Extracted data entries:
* * * * *

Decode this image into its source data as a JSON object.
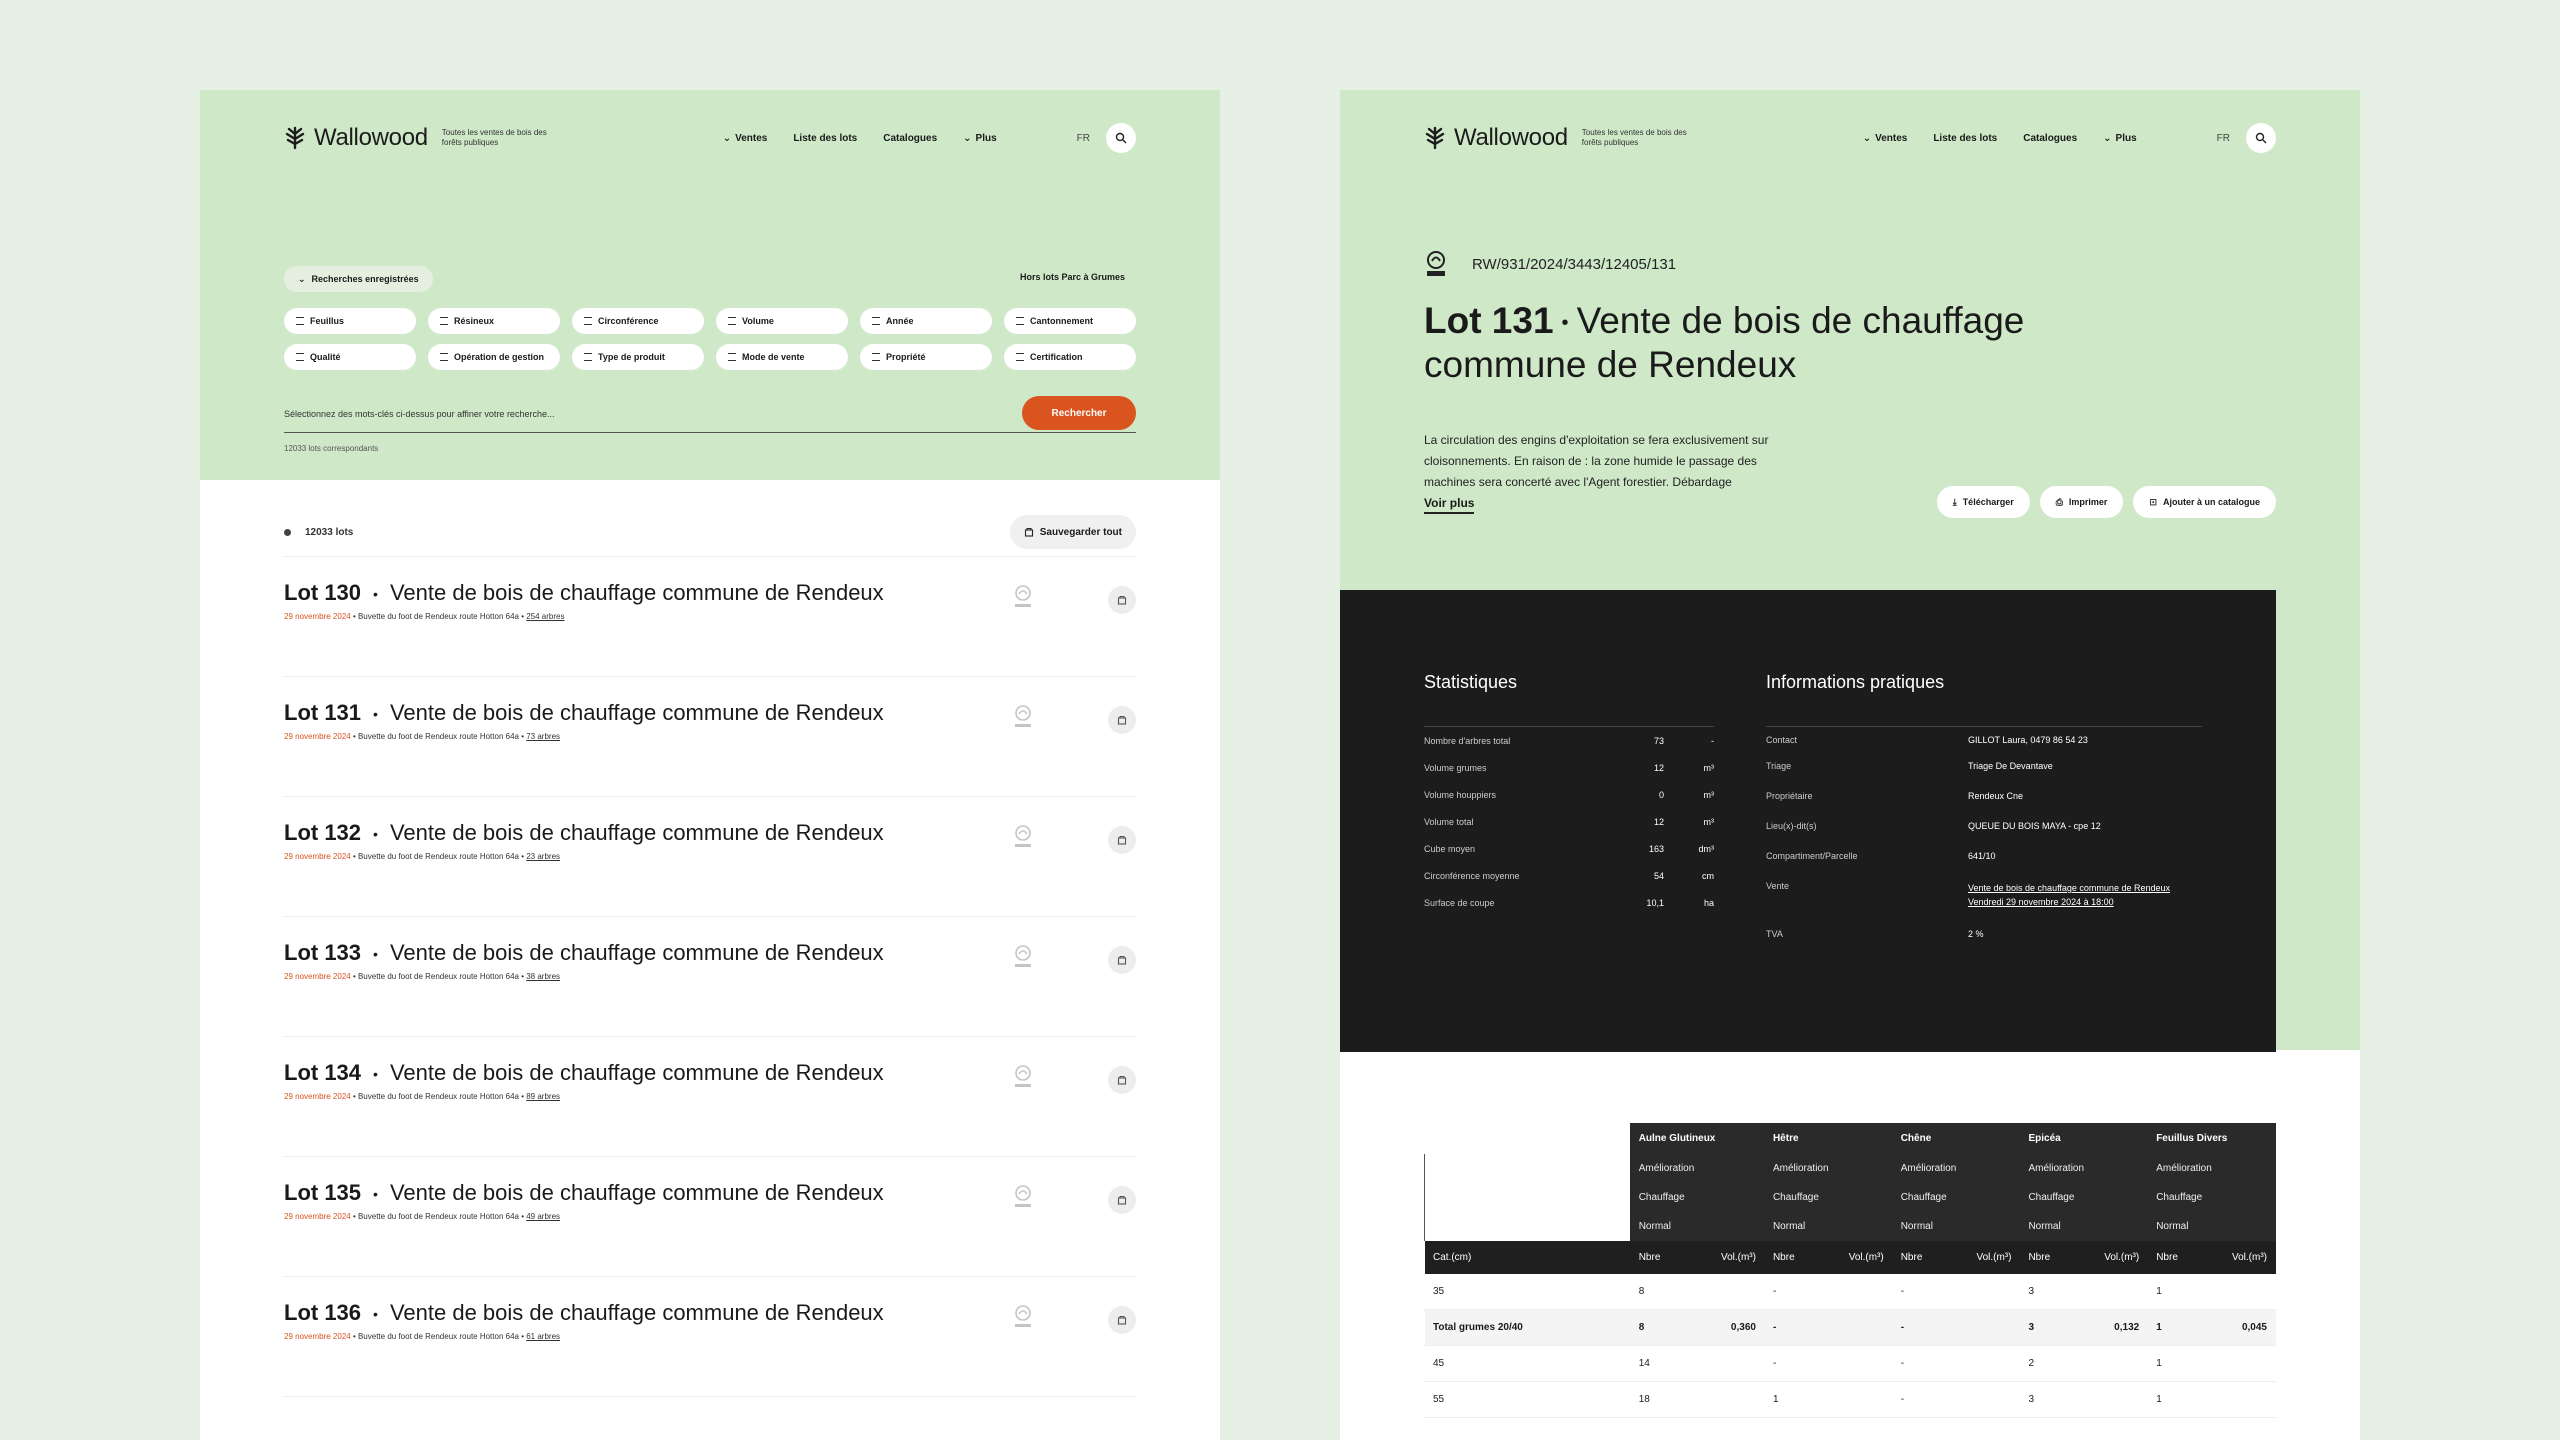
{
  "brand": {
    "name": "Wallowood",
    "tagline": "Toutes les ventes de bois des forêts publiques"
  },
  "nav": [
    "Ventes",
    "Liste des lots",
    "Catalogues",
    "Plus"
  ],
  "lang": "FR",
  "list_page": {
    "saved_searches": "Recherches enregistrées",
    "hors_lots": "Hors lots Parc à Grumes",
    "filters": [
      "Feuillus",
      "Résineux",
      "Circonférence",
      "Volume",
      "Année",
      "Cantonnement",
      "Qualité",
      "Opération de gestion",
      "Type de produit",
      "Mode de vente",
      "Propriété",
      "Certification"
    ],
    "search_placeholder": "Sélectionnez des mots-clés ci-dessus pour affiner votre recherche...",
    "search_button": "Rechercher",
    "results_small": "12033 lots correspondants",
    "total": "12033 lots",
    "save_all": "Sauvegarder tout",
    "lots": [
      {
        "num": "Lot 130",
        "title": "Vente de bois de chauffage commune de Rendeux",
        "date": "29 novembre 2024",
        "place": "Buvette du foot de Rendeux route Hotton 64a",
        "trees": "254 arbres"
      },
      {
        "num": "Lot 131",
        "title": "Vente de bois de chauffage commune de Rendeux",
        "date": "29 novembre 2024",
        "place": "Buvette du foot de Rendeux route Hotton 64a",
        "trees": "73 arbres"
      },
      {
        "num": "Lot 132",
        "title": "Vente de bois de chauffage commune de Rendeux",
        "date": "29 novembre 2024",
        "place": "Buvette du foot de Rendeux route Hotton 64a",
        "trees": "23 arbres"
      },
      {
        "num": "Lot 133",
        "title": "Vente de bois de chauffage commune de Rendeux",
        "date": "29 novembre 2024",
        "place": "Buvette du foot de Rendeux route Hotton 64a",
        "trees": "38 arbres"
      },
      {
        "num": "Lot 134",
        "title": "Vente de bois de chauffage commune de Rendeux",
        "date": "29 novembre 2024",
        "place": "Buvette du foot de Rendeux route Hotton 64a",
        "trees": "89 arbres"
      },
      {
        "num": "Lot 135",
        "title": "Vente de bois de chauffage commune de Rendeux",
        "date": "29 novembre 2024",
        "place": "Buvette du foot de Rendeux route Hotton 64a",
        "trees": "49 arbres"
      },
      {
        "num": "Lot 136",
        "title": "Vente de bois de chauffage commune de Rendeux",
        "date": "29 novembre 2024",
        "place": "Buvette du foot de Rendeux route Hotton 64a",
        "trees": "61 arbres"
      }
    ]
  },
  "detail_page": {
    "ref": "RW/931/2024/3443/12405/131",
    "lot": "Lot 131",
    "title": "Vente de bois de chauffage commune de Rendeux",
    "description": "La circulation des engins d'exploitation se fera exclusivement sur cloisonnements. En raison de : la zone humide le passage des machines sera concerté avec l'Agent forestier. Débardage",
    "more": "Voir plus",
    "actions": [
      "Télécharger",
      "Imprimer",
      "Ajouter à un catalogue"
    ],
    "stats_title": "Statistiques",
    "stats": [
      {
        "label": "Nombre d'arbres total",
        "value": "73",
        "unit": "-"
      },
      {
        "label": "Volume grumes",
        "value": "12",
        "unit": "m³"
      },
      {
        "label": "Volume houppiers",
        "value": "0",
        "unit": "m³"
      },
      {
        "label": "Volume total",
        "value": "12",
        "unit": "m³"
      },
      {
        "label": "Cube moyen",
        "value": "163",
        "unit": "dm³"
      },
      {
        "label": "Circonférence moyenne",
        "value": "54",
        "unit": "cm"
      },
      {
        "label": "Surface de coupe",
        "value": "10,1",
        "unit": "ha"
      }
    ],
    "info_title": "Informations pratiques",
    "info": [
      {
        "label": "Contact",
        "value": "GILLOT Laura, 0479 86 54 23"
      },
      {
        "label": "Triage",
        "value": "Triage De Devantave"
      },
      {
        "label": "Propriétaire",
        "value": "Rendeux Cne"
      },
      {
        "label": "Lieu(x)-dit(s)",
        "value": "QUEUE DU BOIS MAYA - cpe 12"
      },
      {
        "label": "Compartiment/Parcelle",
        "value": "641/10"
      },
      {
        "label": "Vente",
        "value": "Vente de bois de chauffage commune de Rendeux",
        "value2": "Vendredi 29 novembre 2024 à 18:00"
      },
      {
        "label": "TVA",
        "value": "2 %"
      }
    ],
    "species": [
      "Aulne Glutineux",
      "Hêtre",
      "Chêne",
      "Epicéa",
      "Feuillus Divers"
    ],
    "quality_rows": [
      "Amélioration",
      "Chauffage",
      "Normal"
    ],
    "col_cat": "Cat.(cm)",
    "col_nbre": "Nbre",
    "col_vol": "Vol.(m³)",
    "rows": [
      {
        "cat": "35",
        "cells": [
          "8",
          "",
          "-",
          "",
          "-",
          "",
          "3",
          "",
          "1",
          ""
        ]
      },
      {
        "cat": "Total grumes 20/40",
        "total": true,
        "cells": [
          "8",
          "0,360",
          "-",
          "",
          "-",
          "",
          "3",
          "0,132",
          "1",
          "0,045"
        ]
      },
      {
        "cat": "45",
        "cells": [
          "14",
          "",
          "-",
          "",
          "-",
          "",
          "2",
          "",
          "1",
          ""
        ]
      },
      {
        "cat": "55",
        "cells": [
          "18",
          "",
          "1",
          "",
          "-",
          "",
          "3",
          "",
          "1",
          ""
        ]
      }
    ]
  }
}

* * * * *

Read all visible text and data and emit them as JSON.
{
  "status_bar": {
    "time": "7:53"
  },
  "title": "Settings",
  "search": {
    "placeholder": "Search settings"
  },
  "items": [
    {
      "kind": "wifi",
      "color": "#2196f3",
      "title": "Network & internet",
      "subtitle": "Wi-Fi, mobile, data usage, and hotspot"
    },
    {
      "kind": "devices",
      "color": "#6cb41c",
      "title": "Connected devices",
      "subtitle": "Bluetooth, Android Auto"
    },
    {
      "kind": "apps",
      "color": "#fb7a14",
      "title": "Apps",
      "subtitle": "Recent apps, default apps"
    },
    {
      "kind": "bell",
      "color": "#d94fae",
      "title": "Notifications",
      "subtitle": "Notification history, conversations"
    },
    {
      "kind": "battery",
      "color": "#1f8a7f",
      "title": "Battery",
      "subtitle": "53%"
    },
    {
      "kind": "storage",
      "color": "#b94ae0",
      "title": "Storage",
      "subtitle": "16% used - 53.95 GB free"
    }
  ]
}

* * * * *

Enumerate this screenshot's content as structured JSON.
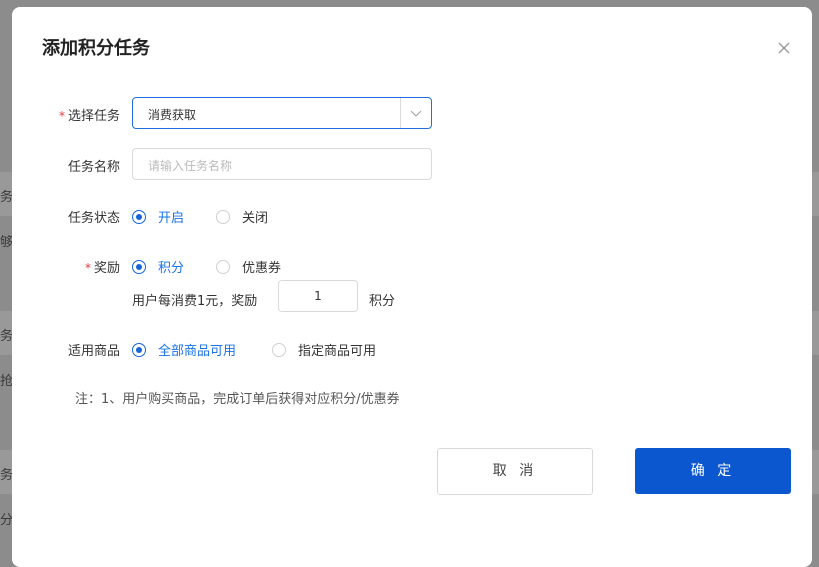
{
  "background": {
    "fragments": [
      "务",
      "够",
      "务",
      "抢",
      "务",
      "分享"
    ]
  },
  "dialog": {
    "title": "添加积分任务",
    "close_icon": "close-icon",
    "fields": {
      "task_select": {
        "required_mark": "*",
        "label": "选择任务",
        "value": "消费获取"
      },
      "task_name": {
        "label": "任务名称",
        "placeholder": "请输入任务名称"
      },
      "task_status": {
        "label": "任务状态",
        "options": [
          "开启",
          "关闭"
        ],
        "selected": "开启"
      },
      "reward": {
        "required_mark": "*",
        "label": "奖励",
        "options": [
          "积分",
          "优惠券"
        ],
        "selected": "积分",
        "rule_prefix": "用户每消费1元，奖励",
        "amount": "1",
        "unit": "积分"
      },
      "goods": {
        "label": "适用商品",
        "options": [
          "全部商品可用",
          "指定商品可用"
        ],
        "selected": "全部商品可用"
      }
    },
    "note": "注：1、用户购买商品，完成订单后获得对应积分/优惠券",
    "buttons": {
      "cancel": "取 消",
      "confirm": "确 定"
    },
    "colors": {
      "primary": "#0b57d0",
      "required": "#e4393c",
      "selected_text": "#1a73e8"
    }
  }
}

* * * * *

### EXERCISE:
Gather each line in the entries above where the string "trees" is found.

### WRITTEN REPLY:
        "trees": "254 arbres"
        "trees": "73 arbres"
        "trees": "23 arbres"
        "trees": "38 arbres"
        "trees": "89 arbres"
        "trees": "49 arbres"
        "trees": "61 arbres"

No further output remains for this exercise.